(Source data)
□ □ □ □

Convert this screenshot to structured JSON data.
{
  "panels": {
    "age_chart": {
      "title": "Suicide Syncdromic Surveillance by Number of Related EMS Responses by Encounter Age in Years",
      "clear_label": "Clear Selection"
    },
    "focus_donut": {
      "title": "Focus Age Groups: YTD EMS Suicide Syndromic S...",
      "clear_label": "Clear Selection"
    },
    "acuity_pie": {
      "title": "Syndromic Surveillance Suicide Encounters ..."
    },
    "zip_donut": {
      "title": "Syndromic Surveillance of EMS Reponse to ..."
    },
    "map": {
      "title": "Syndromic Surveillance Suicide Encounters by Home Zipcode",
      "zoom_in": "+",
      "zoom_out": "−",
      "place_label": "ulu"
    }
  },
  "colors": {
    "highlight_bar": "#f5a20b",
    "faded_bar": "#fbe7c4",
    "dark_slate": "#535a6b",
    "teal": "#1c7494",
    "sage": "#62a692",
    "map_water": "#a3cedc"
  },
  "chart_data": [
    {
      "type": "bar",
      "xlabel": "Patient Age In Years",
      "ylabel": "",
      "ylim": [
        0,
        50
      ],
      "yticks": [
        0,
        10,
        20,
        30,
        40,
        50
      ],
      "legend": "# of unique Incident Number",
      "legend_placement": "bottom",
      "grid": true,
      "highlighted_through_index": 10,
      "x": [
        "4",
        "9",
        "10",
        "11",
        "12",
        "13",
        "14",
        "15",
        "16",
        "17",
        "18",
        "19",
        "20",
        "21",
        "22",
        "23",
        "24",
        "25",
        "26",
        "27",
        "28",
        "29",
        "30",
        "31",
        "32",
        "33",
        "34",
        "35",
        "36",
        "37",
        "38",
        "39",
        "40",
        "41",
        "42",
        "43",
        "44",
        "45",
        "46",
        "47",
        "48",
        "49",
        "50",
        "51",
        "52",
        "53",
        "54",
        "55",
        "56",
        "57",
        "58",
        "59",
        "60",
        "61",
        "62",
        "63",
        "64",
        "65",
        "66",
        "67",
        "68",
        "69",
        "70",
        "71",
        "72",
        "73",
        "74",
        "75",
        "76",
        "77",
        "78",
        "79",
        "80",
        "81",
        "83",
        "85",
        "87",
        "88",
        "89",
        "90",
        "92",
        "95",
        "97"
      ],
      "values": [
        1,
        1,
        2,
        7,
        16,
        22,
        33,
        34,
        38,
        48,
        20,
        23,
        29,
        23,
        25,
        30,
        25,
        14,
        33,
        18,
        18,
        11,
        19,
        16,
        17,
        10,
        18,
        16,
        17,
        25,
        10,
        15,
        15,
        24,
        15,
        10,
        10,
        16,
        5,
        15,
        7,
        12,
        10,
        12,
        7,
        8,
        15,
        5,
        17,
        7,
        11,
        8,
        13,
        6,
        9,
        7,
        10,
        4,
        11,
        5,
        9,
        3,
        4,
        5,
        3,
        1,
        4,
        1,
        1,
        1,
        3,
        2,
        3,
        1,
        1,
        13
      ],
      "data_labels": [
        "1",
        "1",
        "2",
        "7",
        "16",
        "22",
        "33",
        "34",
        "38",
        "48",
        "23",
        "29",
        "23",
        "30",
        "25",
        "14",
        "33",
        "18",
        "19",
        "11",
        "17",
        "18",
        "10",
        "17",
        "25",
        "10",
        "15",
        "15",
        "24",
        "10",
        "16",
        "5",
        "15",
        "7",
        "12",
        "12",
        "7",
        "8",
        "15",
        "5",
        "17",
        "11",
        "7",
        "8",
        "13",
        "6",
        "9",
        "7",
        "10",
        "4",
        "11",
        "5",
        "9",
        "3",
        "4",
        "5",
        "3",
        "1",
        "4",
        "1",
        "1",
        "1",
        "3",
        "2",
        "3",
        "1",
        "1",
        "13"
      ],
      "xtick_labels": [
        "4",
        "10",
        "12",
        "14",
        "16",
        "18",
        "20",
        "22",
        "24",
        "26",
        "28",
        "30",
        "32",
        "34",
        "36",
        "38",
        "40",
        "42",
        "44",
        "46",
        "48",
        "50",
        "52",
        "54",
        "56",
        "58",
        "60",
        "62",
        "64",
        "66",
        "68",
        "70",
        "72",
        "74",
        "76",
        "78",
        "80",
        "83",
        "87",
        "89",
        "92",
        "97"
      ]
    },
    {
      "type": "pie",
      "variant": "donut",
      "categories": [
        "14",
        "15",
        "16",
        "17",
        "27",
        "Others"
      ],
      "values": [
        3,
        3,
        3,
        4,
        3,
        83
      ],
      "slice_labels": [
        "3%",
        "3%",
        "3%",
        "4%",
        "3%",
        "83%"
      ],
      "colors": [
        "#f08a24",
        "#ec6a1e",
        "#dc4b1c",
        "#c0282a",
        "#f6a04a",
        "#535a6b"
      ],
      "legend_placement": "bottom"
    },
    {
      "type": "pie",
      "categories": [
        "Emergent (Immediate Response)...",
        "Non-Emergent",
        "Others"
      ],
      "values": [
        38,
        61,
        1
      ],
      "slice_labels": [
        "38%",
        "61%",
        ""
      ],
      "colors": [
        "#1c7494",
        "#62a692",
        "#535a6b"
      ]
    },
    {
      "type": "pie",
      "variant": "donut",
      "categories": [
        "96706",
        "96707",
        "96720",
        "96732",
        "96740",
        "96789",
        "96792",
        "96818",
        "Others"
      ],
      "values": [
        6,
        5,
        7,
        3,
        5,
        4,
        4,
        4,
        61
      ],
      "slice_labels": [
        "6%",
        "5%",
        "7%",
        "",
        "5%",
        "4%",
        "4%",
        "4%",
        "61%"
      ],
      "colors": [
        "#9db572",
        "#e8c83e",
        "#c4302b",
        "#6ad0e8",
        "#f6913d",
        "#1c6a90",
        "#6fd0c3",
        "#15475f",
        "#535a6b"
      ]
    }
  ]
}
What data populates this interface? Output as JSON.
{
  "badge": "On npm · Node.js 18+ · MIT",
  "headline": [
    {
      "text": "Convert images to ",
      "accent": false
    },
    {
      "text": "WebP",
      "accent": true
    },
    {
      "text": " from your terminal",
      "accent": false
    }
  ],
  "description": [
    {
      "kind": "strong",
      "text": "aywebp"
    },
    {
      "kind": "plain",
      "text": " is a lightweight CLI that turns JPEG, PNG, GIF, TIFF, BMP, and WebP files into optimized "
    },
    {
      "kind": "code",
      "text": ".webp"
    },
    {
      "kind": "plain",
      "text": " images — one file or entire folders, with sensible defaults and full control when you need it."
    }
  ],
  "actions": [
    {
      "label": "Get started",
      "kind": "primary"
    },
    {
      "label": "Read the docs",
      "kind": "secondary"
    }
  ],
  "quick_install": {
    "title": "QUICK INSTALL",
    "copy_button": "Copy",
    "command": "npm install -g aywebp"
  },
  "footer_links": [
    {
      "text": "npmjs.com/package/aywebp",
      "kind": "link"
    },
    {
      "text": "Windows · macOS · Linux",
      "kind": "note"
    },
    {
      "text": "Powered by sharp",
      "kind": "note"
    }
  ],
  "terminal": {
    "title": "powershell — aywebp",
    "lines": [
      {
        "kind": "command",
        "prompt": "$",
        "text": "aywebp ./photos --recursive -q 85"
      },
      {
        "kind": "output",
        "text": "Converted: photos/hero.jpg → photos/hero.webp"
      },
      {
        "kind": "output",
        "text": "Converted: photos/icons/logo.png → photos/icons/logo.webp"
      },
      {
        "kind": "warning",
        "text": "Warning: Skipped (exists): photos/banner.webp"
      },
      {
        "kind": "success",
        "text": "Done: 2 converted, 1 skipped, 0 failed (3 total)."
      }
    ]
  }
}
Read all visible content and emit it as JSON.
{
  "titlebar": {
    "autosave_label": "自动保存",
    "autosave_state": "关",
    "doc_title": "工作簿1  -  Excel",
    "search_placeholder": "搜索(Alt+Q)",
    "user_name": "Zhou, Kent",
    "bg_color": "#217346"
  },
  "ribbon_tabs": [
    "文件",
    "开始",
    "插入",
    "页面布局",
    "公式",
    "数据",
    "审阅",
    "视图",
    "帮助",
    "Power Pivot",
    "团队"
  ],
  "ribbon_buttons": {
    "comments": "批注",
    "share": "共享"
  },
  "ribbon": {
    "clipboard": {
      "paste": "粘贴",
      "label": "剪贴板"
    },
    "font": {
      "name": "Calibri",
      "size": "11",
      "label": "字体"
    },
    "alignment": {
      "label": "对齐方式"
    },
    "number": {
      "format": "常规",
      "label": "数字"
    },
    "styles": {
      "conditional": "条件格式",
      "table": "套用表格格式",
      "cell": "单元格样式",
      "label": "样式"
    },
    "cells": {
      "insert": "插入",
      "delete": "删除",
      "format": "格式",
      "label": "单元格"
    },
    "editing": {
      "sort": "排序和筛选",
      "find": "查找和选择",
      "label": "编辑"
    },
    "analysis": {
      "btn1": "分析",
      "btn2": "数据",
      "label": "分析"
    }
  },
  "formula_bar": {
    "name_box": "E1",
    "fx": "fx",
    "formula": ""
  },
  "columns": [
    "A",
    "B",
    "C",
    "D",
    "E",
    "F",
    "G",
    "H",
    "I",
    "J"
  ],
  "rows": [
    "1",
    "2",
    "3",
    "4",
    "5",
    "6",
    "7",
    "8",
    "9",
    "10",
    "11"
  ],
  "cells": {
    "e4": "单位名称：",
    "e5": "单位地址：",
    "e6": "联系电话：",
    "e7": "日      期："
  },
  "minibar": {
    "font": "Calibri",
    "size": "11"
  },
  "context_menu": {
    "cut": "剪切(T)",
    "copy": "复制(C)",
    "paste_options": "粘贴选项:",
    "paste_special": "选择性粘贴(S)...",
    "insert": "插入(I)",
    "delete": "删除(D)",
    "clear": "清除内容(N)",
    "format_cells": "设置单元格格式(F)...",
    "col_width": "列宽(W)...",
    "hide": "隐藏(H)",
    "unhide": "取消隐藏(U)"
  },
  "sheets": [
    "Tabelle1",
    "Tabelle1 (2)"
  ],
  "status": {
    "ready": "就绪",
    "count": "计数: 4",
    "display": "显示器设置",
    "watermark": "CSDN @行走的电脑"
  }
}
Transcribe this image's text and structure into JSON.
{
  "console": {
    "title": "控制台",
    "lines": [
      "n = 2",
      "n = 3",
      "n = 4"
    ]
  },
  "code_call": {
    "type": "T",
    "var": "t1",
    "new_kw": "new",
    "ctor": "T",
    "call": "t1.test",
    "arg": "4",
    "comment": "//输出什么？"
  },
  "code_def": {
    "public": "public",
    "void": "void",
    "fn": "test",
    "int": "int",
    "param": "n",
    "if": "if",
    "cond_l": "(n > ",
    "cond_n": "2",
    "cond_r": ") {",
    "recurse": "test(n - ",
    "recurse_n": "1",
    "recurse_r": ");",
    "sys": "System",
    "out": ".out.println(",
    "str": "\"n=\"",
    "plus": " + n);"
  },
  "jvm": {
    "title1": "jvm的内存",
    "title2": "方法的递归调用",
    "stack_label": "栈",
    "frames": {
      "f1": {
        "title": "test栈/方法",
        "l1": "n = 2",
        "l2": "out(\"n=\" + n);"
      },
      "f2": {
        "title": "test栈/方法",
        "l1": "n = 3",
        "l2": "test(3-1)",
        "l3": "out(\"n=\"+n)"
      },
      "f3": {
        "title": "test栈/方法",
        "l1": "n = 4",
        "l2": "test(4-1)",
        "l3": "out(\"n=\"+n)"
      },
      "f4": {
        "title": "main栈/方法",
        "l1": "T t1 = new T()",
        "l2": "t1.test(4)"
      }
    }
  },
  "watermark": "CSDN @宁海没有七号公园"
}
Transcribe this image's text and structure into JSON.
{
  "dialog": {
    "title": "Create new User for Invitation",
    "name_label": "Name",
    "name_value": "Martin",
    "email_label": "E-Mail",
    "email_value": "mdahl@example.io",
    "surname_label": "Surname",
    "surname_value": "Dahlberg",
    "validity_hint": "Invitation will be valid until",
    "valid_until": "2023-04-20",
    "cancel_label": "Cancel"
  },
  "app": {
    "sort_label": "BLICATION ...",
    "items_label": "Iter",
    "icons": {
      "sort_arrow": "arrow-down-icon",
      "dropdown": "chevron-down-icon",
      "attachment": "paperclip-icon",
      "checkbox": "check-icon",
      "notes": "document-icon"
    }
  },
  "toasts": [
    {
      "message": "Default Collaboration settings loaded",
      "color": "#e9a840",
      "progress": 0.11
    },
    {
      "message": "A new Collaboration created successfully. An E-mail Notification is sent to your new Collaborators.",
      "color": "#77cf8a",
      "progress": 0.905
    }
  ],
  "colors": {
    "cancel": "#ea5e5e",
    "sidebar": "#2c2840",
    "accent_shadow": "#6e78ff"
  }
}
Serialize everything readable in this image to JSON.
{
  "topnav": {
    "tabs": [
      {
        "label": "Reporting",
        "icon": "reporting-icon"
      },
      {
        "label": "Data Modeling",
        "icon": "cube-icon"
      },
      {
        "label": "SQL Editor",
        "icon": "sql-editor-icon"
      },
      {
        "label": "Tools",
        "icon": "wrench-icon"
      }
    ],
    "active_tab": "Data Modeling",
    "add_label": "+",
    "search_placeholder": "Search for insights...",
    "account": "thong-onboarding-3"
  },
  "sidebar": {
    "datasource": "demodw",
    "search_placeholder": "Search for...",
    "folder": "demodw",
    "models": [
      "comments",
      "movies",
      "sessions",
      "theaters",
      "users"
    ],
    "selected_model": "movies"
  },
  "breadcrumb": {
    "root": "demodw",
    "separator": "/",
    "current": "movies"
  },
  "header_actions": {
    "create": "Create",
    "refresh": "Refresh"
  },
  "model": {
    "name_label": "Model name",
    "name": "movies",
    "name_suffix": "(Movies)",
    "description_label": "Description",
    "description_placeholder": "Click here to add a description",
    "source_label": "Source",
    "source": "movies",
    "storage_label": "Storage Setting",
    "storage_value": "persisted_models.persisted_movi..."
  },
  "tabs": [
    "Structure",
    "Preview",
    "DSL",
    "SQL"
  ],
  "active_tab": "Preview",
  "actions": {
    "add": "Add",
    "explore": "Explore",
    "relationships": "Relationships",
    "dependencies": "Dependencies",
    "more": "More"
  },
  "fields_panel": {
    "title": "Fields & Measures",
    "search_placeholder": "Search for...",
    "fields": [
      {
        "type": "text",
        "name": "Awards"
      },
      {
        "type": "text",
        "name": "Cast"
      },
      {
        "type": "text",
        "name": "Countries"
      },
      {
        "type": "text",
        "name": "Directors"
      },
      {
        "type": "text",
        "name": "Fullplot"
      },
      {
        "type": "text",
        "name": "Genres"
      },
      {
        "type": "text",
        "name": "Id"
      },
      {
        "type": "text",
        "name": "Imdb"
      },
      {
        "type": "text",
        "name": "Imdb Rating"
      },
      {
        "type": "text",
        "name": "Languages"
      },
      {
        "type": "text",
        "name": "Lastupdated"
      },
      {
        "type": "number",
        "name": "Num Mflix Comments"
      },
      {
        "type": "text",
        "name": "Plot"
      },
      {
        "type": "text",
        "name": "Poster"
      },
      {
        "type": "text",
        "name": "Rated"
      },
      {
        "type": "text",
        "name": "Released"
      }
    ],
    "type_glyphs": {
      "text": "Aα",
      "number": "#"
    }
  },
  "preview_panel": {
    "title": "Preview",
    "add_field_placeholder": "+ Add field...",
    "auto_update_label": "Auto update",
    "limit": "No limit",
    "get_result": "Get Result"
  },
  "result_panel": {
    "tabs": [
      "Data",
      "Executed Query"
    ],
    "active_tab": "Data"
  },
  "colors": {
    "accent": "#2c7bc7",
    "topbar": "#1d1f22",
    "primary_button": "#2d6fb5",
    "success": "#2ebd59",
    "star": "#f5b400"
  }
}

□ □ □ □

Filter the records, keeping only lines that contain "aywebp", and show those lines.

**SOLUTION FOR THIS EXERCISE:**
      "text": "aywebp"
    "command": "npm install -g aywebp"
      "text": "npmjs.com/package/aywebp",
    "title": "powershell — aywebp",
        "text": "aywebp ./photos --recursive -q 85"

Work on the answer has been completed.